Your goal: Transcribe every entry word for word, but skip the images.
·····
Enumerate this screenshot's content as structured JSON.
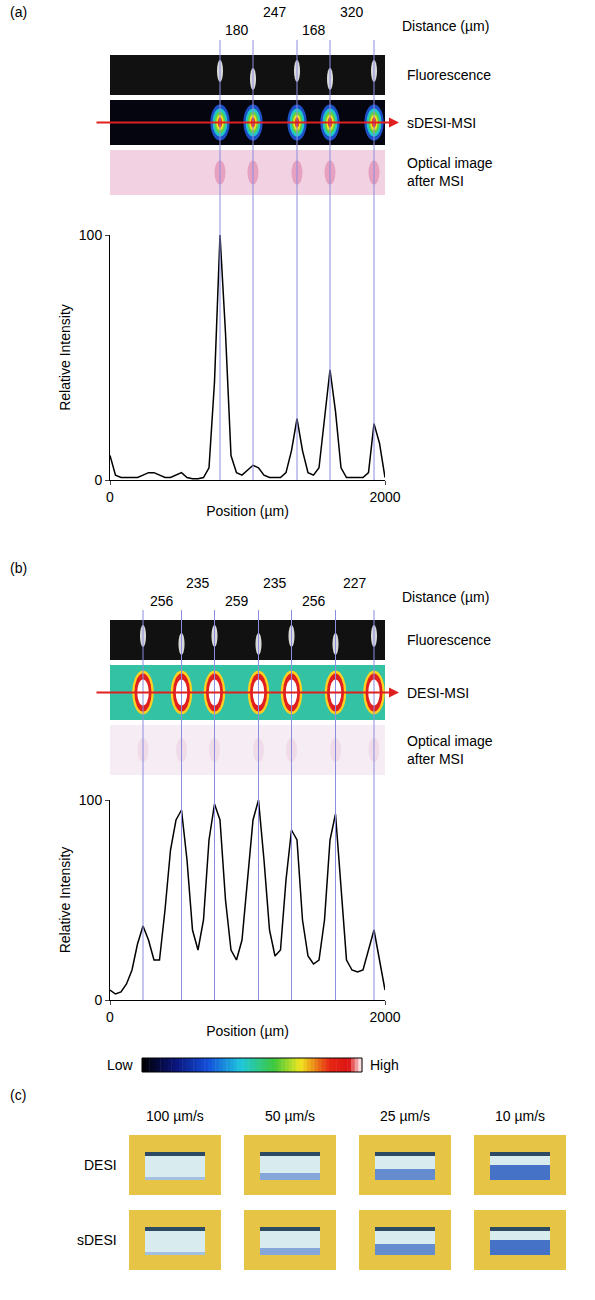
{
  "chart_data": [
    {
      "panel": "(a)",
      "type": "line",
      "x": [
        0,
        40,
        80,
        120,
        160,
        200,
        240,
        280,
        320,
        360,
        400,
        440,
        480,
        520,
        560,
        600,
        640,
        680,
        720,
        760,
        800,
        840,
        880,
        920,
        960,
        1000,
        1040,
        1080,
        1120,
        1160,
        1200,
        1240,
        1280,
        1320,
        1360,
        1400,
        1440,
        1480,
        1520,
        1560,
        1600,
        1640,
        1680,
        1720,
        1760,
        1800,
        1840,
        1880,
        1920,
        1960,
        2000
      ],
      "values": [
        10,
        2,
        1,
        1,
        1,
        1,
        2,
        3,
        3,
        2,
        1,
        1,
        2,
        3,
        1,
        0.5,
        0.5,
        1,
        5,
        40,
        100,
        60,
        10,
        3,
        2,
        4,
        6,
        5,
        2,
        1,
        1,
        1,
        3,
        12,
        25,
        12,
        3,
        2,
        5,
        25,
        45,
        28,
        5,
        1,
        1,
        1,
        1,
        3,
        23,
        15,
        1
      ],
      "color": "#000000",
      "xlim": [
        0,
        2000
      ],
      "ylim": [
        0,
        100
      ],
      "xticks": [
        0,
        2000
      ],
      "yticks": [
        0,
        100
      ],
      "x_label": "Position (µm)",
      "y_label": "Relative Intensity",
      "peak_positions": [
        800,
        1040,
        1360,
        1600,
        1920
      ],
      "distances": [
        180,
        247,
        168,
        320
      ],
      "distance_label": "Distance (µm)",
      "strips": [
        "Fluorescence",
        "sDESI-MSI",
        "Optical image after MSI"
      ]
    },
    {
      "panel": "(b)",
      "type": "line",
      "x": [
        0,
        40,
        80,
        120,
        160,
        200,
        240,
        280,
        320,
        360,
        400,
        440,
        480,
        520,
        560,
        600,
        640,
        680,
        720,
        760,
        800,
        840,
        880,
        920,
        960,
        1000,
        1040,
        1080,
        1120,
        1160,
        1200,
        1240,
        1280,
        1320,
        1360,
        1400,
        1440,
        1480,
        1520,
        1560,
        1600,
        1640,
        1680,
        1720,
        1760,
        1800,
        1840,
        1880,
        1920,
        1960,
        2000
      ],
      "values": [
        5,
        3,
        4,
        8,
        15,
        28,
        37,
        30,
        20,
        20,
        45,
        75,
        90,
        95,
        70,
        35,
        25,
        40,
        80,
        98,
        90,
        50,
        25,
        20,
        30,
        60,
        90,
        100,
        70,
        35,
        22,
        25,
        60,
        85,
        80,
        40,
        22,
        18,
        20,
        40,
        80,
        93,
        55,
        20,
        15,
        14,
        15,
        25,
        35,
        20,
        5
      ],
      "color": "#000000",
      "xlim": [
        0,
        2000
      ],
      "ylim": [
        0,
        100
      ],
      "xticks": [
        0,
        2000
      ],
      "yticks": [
        0,
        100
      ],
      "x_label": "Position (µm)",
      "y_label": "Relative Intensity",
      "peak_positions": [
        240,
        520,
        760,
        1080,
        1320,
        1640,
        1920
      ],
      "distances": [
        256,
        235,
        259,
        235,
        256,
        227
      ],
      "distance_label": "Distance (µm)",
      "strips": [
        "Fluorescence",
        "DESI-MSI",
        "Optical image after MSI"
      ]
    }
  ],
  "colorbar": {
    "low": "Low",
    "high": "High"
  },
  "panel_c": {
    "label": "(c)",
    "columns": [
      "100 µm/s",
      "50 µm/s",
      "25 µm/s",
      "10 µm/s"
    ],
    "rows": [
      "DESI",
      "sDESI"
    ]
  }
}
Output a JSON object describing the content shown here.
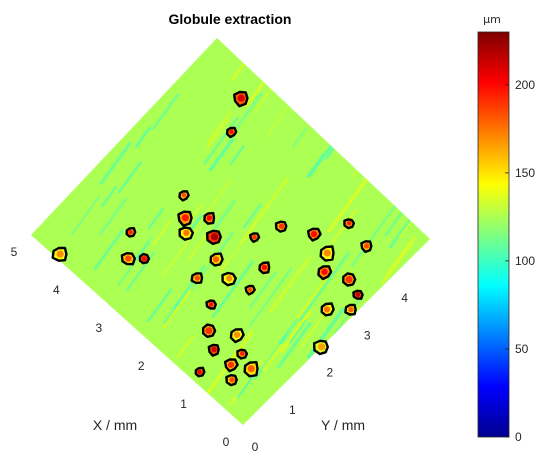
{
  "chart_data": {
    "type": "heatmap",
    "title": "Globule extraction",
    "xlabel": "X / mm",
    "ylabel": "Y / mm",
    "xlim": [
      0,
      5
    ],
    "ylim": [
      0,
      5
    ],
    "x_ticks": [
      "0",
      "1",
      "2",
      "3",
      "4",
      "5"
    ],
    "y_ticks": [
      "0",
      "1",
      "2",
      "3",
      "4"
    ],
    "colorbar": {
      "unit": "μm",
      "range": [
        0,
        230
      ],
      "ticks": [
        "0",
        "50",
        "100",
        "150",
        "200"
      ],
      "colormap": "jet"
    },
    "surface_base_level": 125,
    "globules": [
      {
        "x": 1.2,
        "y": 0.2,
        "h": 205
      },
      {
        "x": 0.7,
        "y": 0.5,
        "h": 185
      },
      {
        "x": 0.9,
        "y": 0.7,
        "h": 190
      },
      {
        "x": 0.6,
        "y": 0.9,
        "h": 180
      },
      {
        "x": 0.9,
        "y": 1.0,
        "h": 195
      },
      {
        "x": 1.3,
        "y": 0.7,
        "h": 210
      },
      {
        "x": 1.2,
        "y": 1.2,
        "h": 170
      },
      {
        "x": 1.6,
        "y": 0.9,
        "h": 190
      },
      {
        "x": 1.9,
        "y": 1.3,
        "h": 200
      },
      {
        "x": 2.4,
        "y": 1.5,
        "h": 185
      },
      {
        "x": 2.4,
        "y": 2.0,
        "h": 180
      },
      {
        "x": 2.7,
        "y": 2.3,
        "h": 220
      },
      {
        "x": 2.2,
        "y": 2.8,
        "h": 190
      },
      {
        "x": 3.0,
        "y": 2.5,
        "h": 200
      },
      {
        "x": 3.1,
        "y": 2.0,
        "h": 175
      },
      {
        "x": 3.3,
        "y": 2.2,
        "h": 195
      },
      {
        "x": 3.6,
        "y": 2.5,
        "h": 185
      },
      {
        "x": 3.3,
        "y": 1.1,
        "h": 200
      },
      {
        "x": 3.5,
        "y": 0.9,
        "h": 185
      },
      {
        "x": 4.4,
        "y": 0.1,
        "h": 170
      },
      {
        "x": 3.8,
        "y": 1.3,
        "h": 195
      },
      {
        "x": 2.0,
        "y": 3.3,
        "h": 190
      },
      {
        "x": 1.5,
        "y": 3.6,
        "h": 200
      },
      {
        "x": 1.1,
        "y": 3.5,
        "h": 170
      },
      {
        "x": 1.2,
        "y": 4.2,
        "h": 195
      },
      {
        "x": 0.7,
        "y": 4.1,
        "h": 185
      },
      {
        "x": 0.9,
        "y": 3.2,
        "h": 200
      },
      {
        "x": 0.5,
        "y": 3.4,
        "h": 190
      },
      {
        "x": 0.2,
        "y": 3.3,
        "h": 215
      },
      {
        "x": 0.1,
        "y": 3.0,
        "h": 180
      },
      {
        "x": 0.4,
        "y": 2.7,
        "h": 175
      },
      {
        "x": 0.0,
        "y": 2.1,
        "h": 165
      },
      {
        "x": 1.6,
        "y": 2.0,
        "h": 185
      },
      {
        "x": 1.7,
        "y": 2.5,
        "h": 200
      },
      {
        "x": 2.0,
        "y": 1.9,
        "h": 170
      },
      {
        "x": 4.1,
        "y": 4.6,
        "h": 210
      },
      {
        "x": 3.8,
        "y": 4.0,
        "h": 200
      }
    ]
  }
}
·····
The answer:
Enumerate this screenshot's content as structured JSON.
{
  "chart_data": [
    {
      "panel": "(a)",
      "type": "line",
      "x": [
        0,
        40,
        80,
        120,
        160,
        200,
        240,
        280,
        320,
        360,
        400,
        440,
        480,
        520,
        560,
        600,
        640,
        680,
        720,
        760,
        800,
        840,
        880,
        920,
        960,
        1000,
        1040,
        1080,
        1120,
        1160,
        1200,
        1240,
        1280,
        1320,
        1360,
        1400,
        1440,
        1480,
        1520,
        1560,
        1600,
        1640,
        1680,
        1720,
        1760,
        1800,
        1840,
        1880,
        1920,
        1960,
        2000
      ],
      "values": [
        10,
        2,
        1,
        1,
        1,
        1,
        2,
        3,
        3,
        2,
        1,
        1,
        2,
        3,
        1,
        0.5,
        0.5,
        1,
        5,
        40,
        100,
        60,
        10,
        3,
        2,
        4,
        6,
        5,
        2,
        1,
        1,
        1,
        3,
        12,
        25,
        12,
        3,
        2,
        5,
        25,
        45,
        28,
        5,
        1,
        1,
        1,
        1,
        3,
        23,
        15,
        1
      ],
      "color": "#000000",
      "xlim": [
        0,
        2000
      ],
      "ylim": [
        0,
        100
      ],
      "xticks": [
        0,
        2000
      ],
      "yticks": [
        0,
        100
      ],
      "x_label": "Position (µm)",
      "y_label": "Relative Intensity",
      "peak_positions": [
        800,
        1040,
        1360,
        1600,
        1920
      ],
      "distances": [
        180,
        247,
        168,
        320
      ],
      "distance_label": "Distance (µm)",
      "strips": [
        "Fluorescence",
        "sDESI-MSI",
        "Optical image after MSI"
      ]
    },
    {
      "panel": "(b)",
      "type": "line",
      "x": [
        0,
        40,
        80,
        120,
        160,
        200,
        240,
        280,
        320,
        360,
        400,
        440,
        480,
        520,
        560,
        600,
        640,
        680,
        720,
        760,
        800,
        840,
        880,
        920,
        960,
        1000,
        1040,
        1080,
        1120,
        1160,
        1200,
        1240,
        1280,
        1320,
        1360,
        1400,
        1440,
        1480,
        1520,
        1560,
        1600,
        1640,
        1680,
        1720,
        1760,
        1800,
        1840,
        1880,
        1920,
        1960,
        2000
      ],
      "values": [
        5,
        3,
        4,
        8,
        15,
        28,
        37,
        30,
        20,
        20,
        45,
        75,
        90,
        95,
        70,
        35,
        25,
        40,
        80,
        98,
        90,
        50,
        25,
        20,
        30,
        60,
        90,
        100,
        70,
        35,
        22,
        25,
        60,
        85,
        80,
        40,
        22,
        18,
        20,
        40,
        80,
        93,
        55,
        20,
        15,
        14,
        15,
        25,
        35,
        20,
        5
      ],
      "color": "#000000",
      "xlim": [
        0,
        2000
      ],
      "ylim": [
        0,
        100
      ],
      "xticks": [
        0,
        2000
      ],
      "yticks": [
        0,
        100
      ],
      "x_label": "Position (µm)",
      "y_label": "Relative Intensity",
      "peak_positions": [
        240,
        520,
        760,
        1080,
        1320,
        1640,
        1920
      ],
      "distances": [
        256,
        235,
        259,
        235,
        256,
        227
      ],
      "distance_label": "Distance (µm)",
      "strips": [
        "Fluorescence",
        "DESI-MSI",
        "Optical image after MSI"
      ]
    }
  ],
  "colorbar": {
    "low": "Low",
    "high": "High"
  },
  "panel_c": {
    "label": "(c)",
    "columns": [
      "100 µm/s",
      "50 µm/s",
      "25 µm/s",
      "10 µm/s"
    ],
    "rows": [
      "DESI",
      "sDESI"
    ]
  }
}
Output a JSON object describing the content shown here.
{
  "chart_data": {
    "type": "heatmap",
    "title": "Globule extraction",
    "xlabel": "X / mm",
    "ylabel": "Y / mm",
    "xlim": [
      0,
      5
    ],
    "ylim": [
      0,
      5
    ],
    "x_ticks": [
      "0",
      "1",
      "2",
      "3",
      "4",
      "5"
    ],
    "y_ticks": [
      "0",
      "1",
      "2",
      "3",
      "4"
    ],
    "colorbar": {
      "unit": "μm",
      "range": [
        0,
        230
      ],
      "ticks": [
        "0",
        "50",
        "100",
        "150",
        "200"
      ],
      "colormap": "jet"
    },
    "surface_base_level": 125,
    "globules": [
      {
        "x": 1.2,
        "y": 0.2,
        "h": 205
      },
      {
        "x": 0.7,
        "y": 0.5,
        "h": 185
      },
      {
        "x": 0.9,
        "y": 0.7,
        "h": 190
      },
      {
        "x": 0.6,
        "y": 0.9,
        "h": 180
      },
      {
        "x": 0.9,
        "y": 1.0,
        "h": 195
      },
      {
        "x": 1.3,
        "y": 0.7,
        "h": 210
      },
      {
        "x": 1.2,
        "y": 1.2,
        "h": 170
      },
      {
        "x": 1.6,
        "y": 0.9,
        "h": 190
      },
      {
        "x": 1.9,
        "y": 1.3,
        "h": 200
      },
      {
        "x": 2.4,
        "y": 1.5,
        "h": 185
      },
      {
        "x": 2.4,
        "y": 2.0,
        "h": 180
      },
      {
        "x": 2.7,
        "y": 2.3,
        "h": 220
      },
      {
        "x": 2.2,
        "y": 2.8,
        "h": 190
      },
      {
        "x": 3.0,
        "y": 2.5,
        "h": 200
      },
      {
        "x": 3.1,
        "y": 2.0,
        "h": 175
      },
      {
        "x": 3.3,
        "y": 2.2,
        "h": 195
      },
      {
        "x": 3.6,
        "y": 2.5,
        "h": 185
      },
      {
        "x": 3.3,
        "y": 1.1,
        "h": 200
      },
      {
        "x": 3.5,
        "y": 0.9,
        "h": 185
      },
      {
        "x": 4.4,
        "y": 0.1,
        "h": 170
      },
      {
        "x": 3.8,
        "y": 1.3,
        "h": 195
      },
      {
        "x": 2.0,
        "y": 3.3,
        "h": 190
      },
      {
        "x": 1.5,
        "y": 3.6,
        "h": 200
      },
      {
        "x": 1.1,
        "y": 3.5,
        "h": 170
      },
      {
        "x": 1.2,
        "y": 4.2,
        "h": 195
      },
      {
        "x": 0.7,
        "y": 4.1,
        "h": 185
      },
      {
        "x": 0.9,
        "y": 3.2,
        "h": 200
      },
      {
        "x": 0.5,
        "y": 3.4,
        "h": 190
      },
      {
        "x": 0.2,
        "y": 3.3,
        "h": 215
      },
      {
        "x": 0.1,
        "y": 3.0,
        "h": 180
      },
      {
        "x": 0.4,
        "y": 2.7,
        "h": 175
      },
      {
        "x": 0.0,
        "y": 2.1,
        "h": 165
      },
      {
        "x": 1.6,
        "y": 2.0,
        "h": 185
      },
      {
        "x": 1.7,
        "y": 2.5,
        "h": 200
      },
      {
        "x": 2.0,
        "y": 1.9,
        "h": 170
      },
      {
        "x": 4.1,
        "y": 4.6,
        "h": 210
      },
      {
        "x": 3.8,
        "y": 4.0,
        "h": 200
      }
    ]
  }
}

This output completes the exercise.